§ REQUIREMENTS: Each entry below must be repeated word for word.

§ DATA FOR THIS TASK:
*-*-*

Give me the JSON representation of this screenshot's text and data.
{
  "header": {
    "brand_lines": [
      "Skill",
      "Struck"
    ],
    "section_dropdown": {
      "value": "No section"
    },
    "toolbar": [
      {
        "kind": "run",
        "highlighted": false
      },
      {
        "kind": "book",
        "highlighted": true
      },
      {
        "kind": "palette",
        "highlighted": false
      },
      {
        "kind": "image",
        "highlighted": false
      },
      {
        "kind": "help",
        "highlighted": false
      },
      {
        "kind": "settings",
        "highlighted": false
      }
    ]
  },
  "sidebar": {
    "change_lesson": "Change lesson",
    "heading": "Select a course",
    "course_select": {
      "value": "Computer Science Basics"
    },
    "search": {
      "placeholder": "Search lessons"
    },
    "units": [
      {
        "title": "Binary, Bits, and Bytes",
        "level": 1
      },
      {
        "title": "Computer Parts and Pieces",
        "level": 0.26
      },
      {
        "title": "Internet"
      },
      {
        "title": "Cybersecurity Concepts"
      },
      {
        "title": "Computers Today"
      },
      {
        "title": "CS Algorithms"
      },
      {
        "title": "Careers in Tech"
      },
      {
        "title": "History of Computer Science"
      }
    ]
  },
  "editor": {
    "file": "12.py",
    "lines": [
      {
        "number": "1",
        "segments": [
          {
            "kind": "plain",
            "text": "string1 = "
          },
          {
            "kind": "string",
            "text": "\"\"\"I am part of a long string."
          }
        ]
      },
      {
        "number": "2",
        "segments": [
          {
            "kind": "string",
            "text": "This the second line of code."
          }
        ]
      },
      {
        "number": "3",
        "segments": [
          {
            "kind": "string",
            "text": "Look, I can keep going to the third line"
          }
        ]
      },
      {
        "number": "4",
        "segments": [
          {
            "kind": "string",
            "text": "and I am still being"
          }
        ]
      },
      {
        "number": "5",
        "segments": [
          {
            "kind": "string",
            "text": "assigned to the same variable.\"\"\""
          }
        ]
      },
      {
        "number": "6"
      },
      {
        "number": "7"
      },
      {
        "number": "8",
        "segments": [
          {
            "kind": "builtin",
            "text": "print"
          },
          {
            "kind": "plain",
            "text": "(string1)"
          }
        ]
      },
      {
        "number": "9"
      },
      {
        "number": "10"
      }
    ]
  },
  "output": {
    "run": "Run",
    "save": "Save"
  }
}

*-*-*

§ TASK SOLUTION:
Give me the JSON representation of this screenshot's text and data.
{
  "header": {
    "brand_lines": [
      "Skill",
      "Struck"
    ],
    "section_dropdown": {
      "value": "No section"
    },
    "toolbar": [
      {
        "kind": "run",
        "highlighted": false
      },
      {
        "kind": "book",
        "highlighted": true
      },
      {
        "kind": "palette",
        "highlighted": false
      },
      {
        "kind": "image",
        "highlighted": false
      },
      {
        "kind": "help",
        "highlighted": false
      },
      {
        "kind": "settings",
        "highlighted": false
      }
    ]
  },
  "sidebar": {
    "change_lesson": "Change lesson",
    "heading": "Select a course",
    "course_select": {
      "value": "Computer Science Basics"
    },
    "search": {
      "placeholder": "Search lessons"
    },
    "units": [
      {
        "title": "Binary, Bits, and Bytes",
        "level": 1
      },
      {
        "title": "Computer Parts and Pieces",
        "level": 0.26
      },
      {
        "title": "Internet"
      },
      {
        "title": "Cybersecurity Concepts"
      },
      {
        "title": "Computers Today"
      },
      {
        "title": "CS Algorithms"
      },
      {
        "title": "Careers in Tech"
      },
      {
        "title": "History of Computer Science"
      }
    ]
  },
  "editor": {
    "file": "12.py",
    "lines": [
      {
        "number": "1",
        "segments": [
          {
            "kind": "plain",
            "text": "string1 = "
          },
          {
            "kind": "string",
            "text": "\"\"\"I am part of a long string."
          }
        ]
      },
      {
        "number": "2",
        "segments": [
          {
            "kind": "string",
            "text": "This the second line of code."
          }
        ]
      },
      {
        "number": "3",
        "segments": [
          {
            "kind": "string",
            "text": "Look, I can keep going to the third line"
          }
        ]
      },
      {
        "number": "4",
        "segments": [
          {
            "kind": "string",
            "text": "and I am still being"
          }
        ]
      },
      {
        "number": "5",
        "segments": [
          {
            "kind": "string",
            "text": "assigned to the same variable.\"\"\""
          }
        ]
      },
      {
        "number": "6"
      },
      {
        "number": "7"
      },
      {
        "number": "8",
        "segments": [
          {
            "kind": "builtin",
            "text": "print"
          },
          {
            "kind": "plain",
            "text": "(string1)"
          }
        ]
      },
      {
        "number": "9"
      },
      {
        "number": "10"
      }
    ]
  },
  "output": {
    "run": "Run",
    "save": "Save"
  }
}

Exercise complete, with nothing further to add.